---- Text extract
Yes AC75s won’t be used as cruising yachts afterwards. But this is very explicitly now positioned as the “Formula 1 of sailing” - and you don’t see many Formula 1 cars being sold on to be used for driving to the shops.

In fact the previous foiling catamaran AC boats have proven to be longer lasting than most AC boats - with them being reused as a class to make the Sail GP series - which is struggling to supply enough boats for the number of teams who now want to compete. So a huge success in terms of sustained AC class - and a super fast foiling one as well. And a class which inspired a lot of interest in foiling for sailing boats, including the adapted Nacra for the Olympics.

Perhaps the TP52s are one of the fastest monohull leadmine type boat these days. But they wouldn’t attract much interest in an Americas Cup raced in TP52s - too dull, and too similar to other existing racing events. Also minimal TV appeal. And can’t see many of them being used as family cruisers after their short racing life expires.

The Open 60s are faster and more dramatic with their semi foiling status. But being optimised for long distance solo / short handed events, they would be unsuitable for Inshore short course match racing.

Personally I am not convinced the current AC75 ballasted monohull foilers are better than the unballasted foiling cats of the previous AC generation - perhaps an open event between the two types should be organised :)
But I don’t see any point in trying to reverse the clock and going back to slow leadmine monohulls in the modern world.

My point was that the claim "The Americas Cup boats have never been anything that the average boater would sail - the J Class was a dedicated race boat for the super wealthy, so nothing new" is untrue.

The fact that the AC is marketed as "the F1 of sailing" now isn't relevant to what the AC was for most of its history. Facts don't change because of slogans.
--------
---- Entries
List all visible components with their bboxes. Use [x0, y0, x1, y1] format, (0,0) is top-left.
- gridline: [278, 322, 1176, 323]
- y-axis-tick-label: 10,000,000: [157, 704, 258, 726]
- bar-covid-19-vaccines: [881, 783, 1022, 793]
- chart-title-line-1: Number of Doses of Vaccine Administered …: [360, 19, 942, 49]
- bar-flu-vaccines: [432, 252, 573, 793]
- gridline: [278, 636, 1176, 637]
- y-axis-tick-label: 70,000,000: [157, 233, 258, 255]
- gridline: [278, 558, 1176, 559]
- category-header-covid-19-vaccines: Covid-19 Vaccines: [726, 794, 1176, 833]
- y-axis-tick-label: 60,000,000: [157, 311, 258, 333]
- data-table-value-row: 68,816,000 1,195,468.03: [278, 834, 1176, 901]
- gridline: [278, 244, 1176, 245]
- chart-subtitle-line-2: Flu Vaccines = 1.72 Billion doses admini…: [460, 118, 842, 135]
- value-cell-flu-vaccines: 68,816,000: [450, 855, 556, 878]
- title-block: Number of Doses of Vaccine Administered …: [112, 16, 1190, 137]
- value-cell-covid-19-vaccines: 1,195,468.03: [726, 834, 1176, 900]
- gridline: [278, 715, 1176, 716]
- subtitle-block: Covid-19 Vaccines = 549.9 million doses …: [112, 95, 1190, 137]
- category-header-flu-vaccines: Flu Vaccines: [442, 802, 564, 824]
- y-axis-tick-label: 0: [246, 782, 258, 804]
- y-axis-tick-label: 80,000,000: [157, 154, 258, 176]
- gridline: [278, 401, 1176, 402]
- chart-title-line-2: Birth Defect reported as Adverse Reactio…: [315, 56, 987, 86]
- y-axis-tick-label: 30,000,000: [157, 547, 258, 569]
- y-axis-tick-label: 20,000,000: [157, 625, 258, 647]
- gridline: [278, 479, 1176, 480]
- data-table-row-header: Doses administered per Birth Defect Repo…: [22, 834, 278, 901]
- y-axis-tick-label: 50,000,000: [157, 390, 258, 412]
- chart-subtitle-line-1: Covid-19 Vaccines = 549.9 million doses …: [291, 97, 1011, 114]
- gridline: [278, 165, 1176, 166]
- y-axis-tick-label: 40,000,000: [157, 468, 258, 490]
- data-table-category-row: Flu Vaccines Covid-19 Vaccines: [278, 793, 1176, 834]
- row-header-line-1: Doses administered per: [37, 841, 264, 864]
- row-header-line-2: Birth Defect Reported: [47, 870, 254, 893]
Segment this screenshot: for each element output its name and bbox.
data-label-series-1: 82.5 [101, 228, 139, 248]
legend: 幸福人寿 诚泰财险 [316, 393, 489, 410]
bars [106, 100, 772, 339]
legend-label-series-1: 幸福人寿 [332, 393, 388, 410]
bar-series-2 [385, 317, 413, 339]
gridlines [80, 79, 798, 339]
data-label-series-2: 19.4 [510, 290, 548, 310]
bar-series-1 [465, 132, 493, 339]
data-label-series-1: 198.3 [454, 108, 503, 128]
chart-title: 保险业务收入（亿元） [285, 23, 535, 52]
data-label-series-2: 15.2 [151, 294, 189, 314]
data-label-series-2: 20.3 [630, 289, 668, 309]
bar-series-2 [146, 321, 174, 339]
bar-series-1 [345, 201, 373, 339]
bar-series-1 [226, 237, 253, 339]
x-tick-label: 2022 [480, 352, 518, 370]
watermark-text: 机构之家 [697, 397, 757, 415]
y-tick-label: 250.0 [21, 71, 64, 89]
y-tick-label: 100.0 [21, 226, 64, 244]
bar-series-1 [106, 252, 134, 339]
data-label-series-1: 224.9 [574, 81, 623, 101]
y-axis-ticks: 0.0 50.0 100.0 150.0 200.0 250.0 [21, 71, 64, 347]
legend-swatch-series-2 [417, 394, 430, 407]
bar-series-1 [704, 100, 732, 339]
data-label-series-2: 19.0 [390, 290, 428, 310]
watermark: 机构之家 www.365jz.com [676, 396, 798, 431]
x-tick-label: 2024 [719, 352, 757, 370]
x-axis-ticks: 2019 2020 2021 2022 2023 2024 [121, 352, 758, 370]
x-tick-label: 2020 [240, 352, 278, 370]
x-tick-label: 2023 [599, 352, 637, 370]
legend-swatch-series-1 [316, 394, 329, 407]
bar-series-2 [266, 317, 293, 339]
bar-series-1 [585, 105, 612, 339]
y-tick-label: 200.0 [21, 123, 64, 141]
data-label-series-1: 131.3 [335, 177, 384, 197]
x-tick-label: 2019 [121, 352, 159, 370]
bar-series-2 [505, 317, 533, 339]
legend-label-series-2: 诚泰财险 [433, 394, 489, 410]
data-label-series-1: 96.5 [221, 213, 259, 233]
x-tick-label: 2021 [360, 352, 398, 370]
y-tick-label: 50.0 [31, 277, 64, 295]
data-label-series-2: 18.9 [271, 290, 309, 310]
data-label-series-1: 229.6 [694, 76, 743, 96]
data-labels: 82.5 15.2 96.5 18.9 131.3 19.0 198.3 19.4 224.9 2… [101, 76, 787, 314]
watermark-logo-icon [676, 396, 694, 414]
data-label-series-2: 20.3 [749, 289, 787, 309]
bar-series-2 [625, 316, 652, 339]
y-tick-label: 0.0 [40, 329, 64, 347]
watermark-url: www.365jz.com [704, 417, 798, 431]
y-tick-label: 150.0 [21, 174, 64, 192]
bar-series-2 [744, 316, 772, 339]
--------
> Task instructions
1: Print the full text about America's Cup boats word for word.
2: Output the lines of the listing starting at its first line and ending at the line containing "- gridline: [278, 558, 1176, 559]", including both of those lines and nothing more.

> Full answers
1:
Yes AC75s won’t be used as cruising yachts afterwards. But this is very explicitly now positioned as the “Formula 1 of sailing” - and you don’t see many Formula 1 cars being sold on to be used for driving to the shops.

In fact the previous foiling catamaran AC boats have proven to be longer lasting than most AC boats - with them being reused as a class to make the Sail GP series - which is struggling to supply enough boats for the number of teams who now want to compete. So a huge success in terms of sustained AC class - and a super fast foiling one as well. And a class which inspired a lot of interest in foiling for sailing boats, including the adapted Nacra for the Olympics.

Perhaps the TP52s are one of the fastest monohull leadmine type boat these days. But they wouldn’t attract much interest in an Americas Cup raced in TP52s - too dull, and too similar to other existing racing events. Also minimal TV appeal. And can’t see many of them being used as family cruisers after their short racing life expires.

The Open 60s are faster and more dramatic with their semi foiling status. But being optimised for long distance solo / short handed events, they would be unsuitable for Inshore short course match racing.

Personally I am not convinced the current AC75 ballasted monohull foilers are better than the unballasted foiling cats of the previous AC generation - perhaps an open event between the two types should be organised :)
But I don’t see any point in trying to reverse the clock and going back to slow leadmine monohulls in the modern world.

My point was that the claim "The Americas Cup boats have never been anything that the average boater would sail - the J Class was a dedicated race boat for the super wealthy, so nothing new" is untrue.

The fact that the AC is marketed as "the F1 of sailing" now isn't relevant to what the AC was for most of its history. Facts don't change because of slogans.

2:
List all visible components with their bboxes. Use [x0, y0, x1, y1] format, (0,0) is top-left.
- gridline: [278, 322, 1176, 323]
- y-axis-tick-label: 10,000,000: [157, 704, 258, 726]
- bar-covid-19-vaccines: [881, 783, 1022, 793]
- chart-title-line-1: Number of Doses of Vaccine Administered …: [360, 19, 942, 49]
- bar-flu-vaccines: [432, 252, 573, 793]
- gridline: [278, 636, 1176, 637]
- y-axis-tick-label: 70,000,000: [157, 233, 258, 255]
- gridline: [278, 558, 1176, 559]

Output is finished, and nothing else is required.